§ Excerpt provided:
Read on to take a look at our journey through 2023, the exciting milestones we reached together, and what 2024 looks like for the Veramo community.

Increased community contributions and participation

Our community has witnessed an upsurge indicating a flourishing engagement ecosystem. This surge reflects the collective effort of our community, poured into building Veramo. Community contributions and discussion participation soared this year, creating an environment where diverse perspectives meet. We also received lots of positive feedback which has been particularly heartwarming.

2023 was the [first] year of the community for Veramo.
Since the first lines of code, Veramo was meant to be a public good project. It was developed in the open under the old uport-project org on GitHub with the intent that it would be the tool to use when getting started with SSI & verifiable data.

This intent is manifested in 2 ways, the architecture and the basics.
The architecture we chose is open, modular, and extensible. The choice was obvious to us as we were looking for a way to work in a rapidly evolving space with new and growing standards and protocols. In such a space, it would have been hard for our team to do everything internally and reasonably keep up with everything. We opted to reuse existing tooling and libraries as much as possible instead of writing new implementations, and this option now manifests as a way for anyone to use their existing tools and libraries to create plugins for Veramo.
The basics are all the plugins developed alongside the core package to use as a starting point to build products and apps as well as new protocols. They cover most of what you would need to function in the issuer-holder-verifier triangle of Verifiable Credentials, like key and DID management, credential issuance, storage, messaging, presentation, and verification, with a diverse set of formats and algorithms built in.

The ease of adding new functionality and the ability to decide which plugins to use instead of hauling around a monolith has brought a lot of attention to the Veramo framework and has prompted many folks to not only adopt it for their projects but also to contribute back some of their additions. It’s worth highlighting some of the new features and the teams that were the most active developing them: new sub-protocols supported for did-comm: coordinate mediation, trust-ping, message-pickup, routing, as well as message attachments; support for Secp256r1 for signing credentials; a new storage plugin based on kv-store; native support for did:peer, did:jwk, did:pkh and meta-transaction support for did:ethr.

Masca, Sphereon, Tuum tech, Spherity, LTO network, and Geo Web are some teams that contributed these features and deserve a shoutout.

§ Information supplied:
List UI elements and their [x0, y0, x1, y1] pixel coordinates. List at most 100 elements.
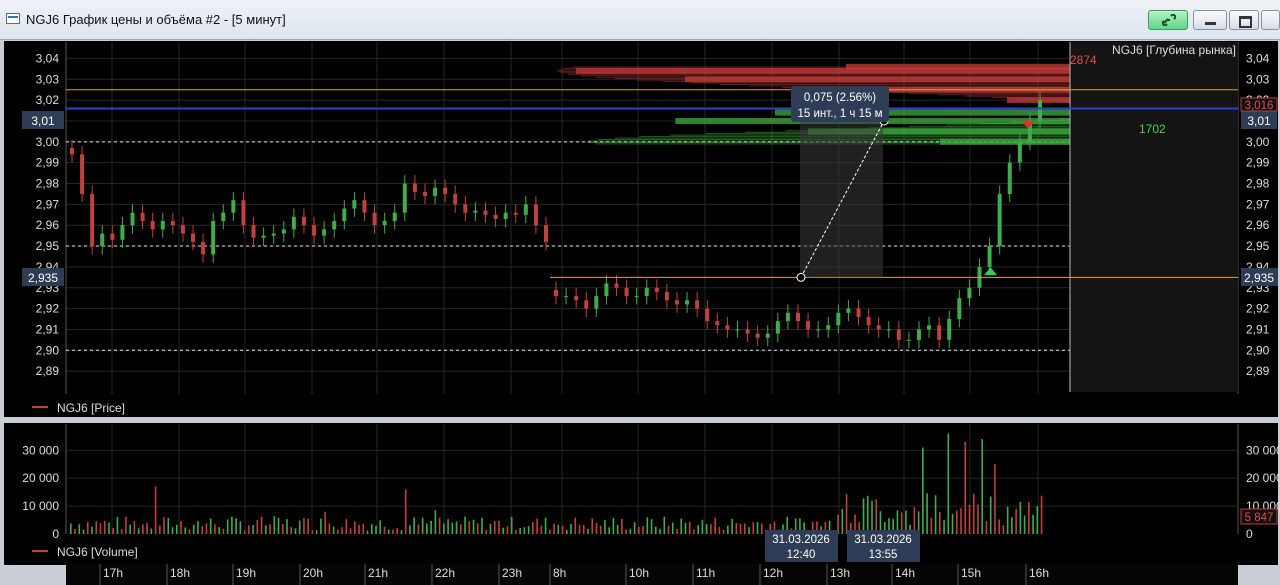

§ Your objective:
Reproduce the passage of the Veramo 2023 review from "Increased community contributions" to "been particularly heartwarming.", swapping "heartwarming" for "encouraging".

§ Finished exercise:
Increased community contributions and participation

Our community has witnessed an upsurge indicating a flourishing engagement ecosystem. This surge reflects the collective effort of our community, poured into building Veramo. Community contributions and discussion participation soared this year, creating an environment where diverse perspectives meet. We also received lots of positive feedback which has been particularly encouraging.